== Raw records ==

┄┄┄┄┄┄

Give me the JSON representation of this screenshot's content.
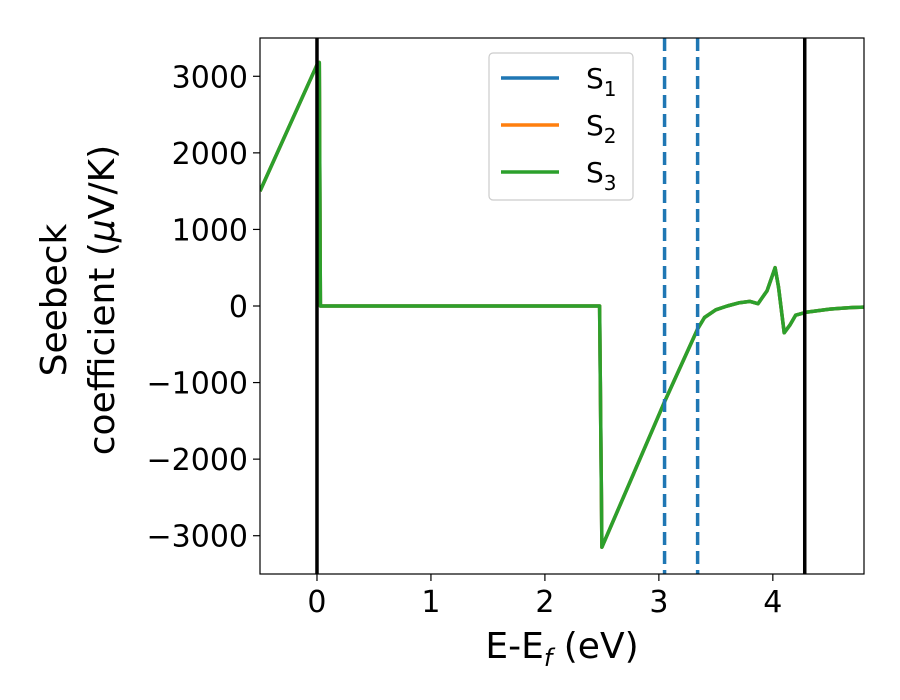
{
  "chart_data": {
    "type": "line",
    "xlabel": {
      "base": "E-E",
      "sub": "f",
      "suffix": " (eV)"
    },
    "ylabel": {
      "line1": "Seebeck",
      "line2_text": "coefficient  (",
      "mu": "μ",
      "line2_unit": "V/K)"
    },
    "xlim": [
      -0.5,
      4.8
    ],
    "ylim": [
      -3500,
      3500
    ],
    "xticks": [
      0,
      1,
      2,
      3,
      4
    ],
    "xtick_labels": [
      "0",
      "1",
      "2",
      "3",
      "4"
    ],
    "yticks": [
      3000,
      2000,
      1000,
      0,
      -1000,
      -2000,
      -3000
    ],
    "ytick_labels": [
      "3000",
      "2000",
      "1000",
      "0",
      "−1000",
      "−2000",
      "−3000"
    ],
    "grid": false,
    "legend_position": "upper-center",
    "vlines": [
      {
        "x": 0.0,
        "style": "solid",
        "color": "#000000"
      },
      {
        "x": 4.28,
        "style": "solid",
        "color": "#000000"
      },
      {
        "x": 3.05,
        "style": "dashed",
        "color": "#1f77b4"
      },
      {
        "x": 3.34,
        "style": "dashed",
        "color": "#1f77b4"
      }
    ],
    "series": [
      {
        "name": {
          "base": "S",
          "sub": "1"
        },
        "color": "#1f77b4",
        "x": [
          -0.5,
          0.0,
          0.02,
          0.03,
          2.47,
          2.48,
          2.5,
          3.05,
          3.34,
          3.4,
          3.5,
          3.6,
          3.7,
          3.8,
          3.87,
          3.95,
          4.02,
          4.05,
          4.1,
          4.15,
          4.2,
          4.3,
          4.4,
          4.5,
          4.6,
          4.7,
          4.8
        ],
        "y": [
          1500,
          3150,
          3180,
          0,
          0,
          0,
          -3150,
          -1250,
          -300,
          -150,
          -50,
          0,
          40,
          60,
          30,
          200,
          500,
          250,
          -350,
          -250,
          -120,
          -80,
          -60,
          -40,
          -30,
          -20,
          -15
        ]
      },
      {
        "name": {
          "base": "S",
          "sub": "2"
        },
        "color": "#ff7f0e",
        "x": [
          -0.5,
          0.0,
          0.02,
          0.03,
          2.47,
          2.48,
          2.5,
          3.05,
          3.34,
          3.4,
          3.5,
          3.6,
          3.7,
          3.8,
          3.87,
          3.95,
          4.02,
          4.05,
          4.1,
          4.15,
          4.2,
          4.3,
          4.4,
          4.5,
          4.6,
          4.7,
          4.8
        ],
        "y": [
          1500,
          3150,
          3180,
          0,
          0,
          0,
          -3150,
          -1250,
          -300,
          -150,
          -50,
          0,
          40,
          60,
          30,
          200,
          500,
          250,
          -350,
          -250,
          -120,
          -80,
          -60,
          -40,
          -30,
          -20,
          -15
        ]
      },
      {
        "name": {
          "base": "S",
          "sub": "3"
        },
        "color": "#2ca02c",
        "x": [
          -0.5,
          0.0,
          0.02,
          0.03,
          2.47,
          2.48,
          2.5,
          3.05,
          3.34,
          3.4,
          3.5,
          3.6,
          3.7,
          3.8,
          3.87,
          3.95,
          4.02,
          4.05,
          4.1,
          4.15,
          4.2,
          4.3,
          4.4,
          4.5,
          4.6,
          4.7,
          4.8
        ],
        "y": [
          1500,
          3150,
          3180,
          0,
          0,
          0,
          -3150,
          -1250,
          -300,
          -150,
          -50,
          0,
          40,
          60,
          30,
          200,
          500,
          250,
          -350,
          -250,
          -120,
          -80,
          -60,
          -40,
          -30,
          -20,
          -15
        ]
      }
    ]
  }
}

┄┄┄┄┄┄

== What is expected ==
Select every line above that contains the word "color", and copy it.

== Solved exercise ==
        "color": "#000000"
        "color": "#000000"
        "color": "#1f77b4"
        "color": "#1f77b4"
        "color": "#1f77b4",
        "color": "#ff7f0e",
        "color": "#2ca02c",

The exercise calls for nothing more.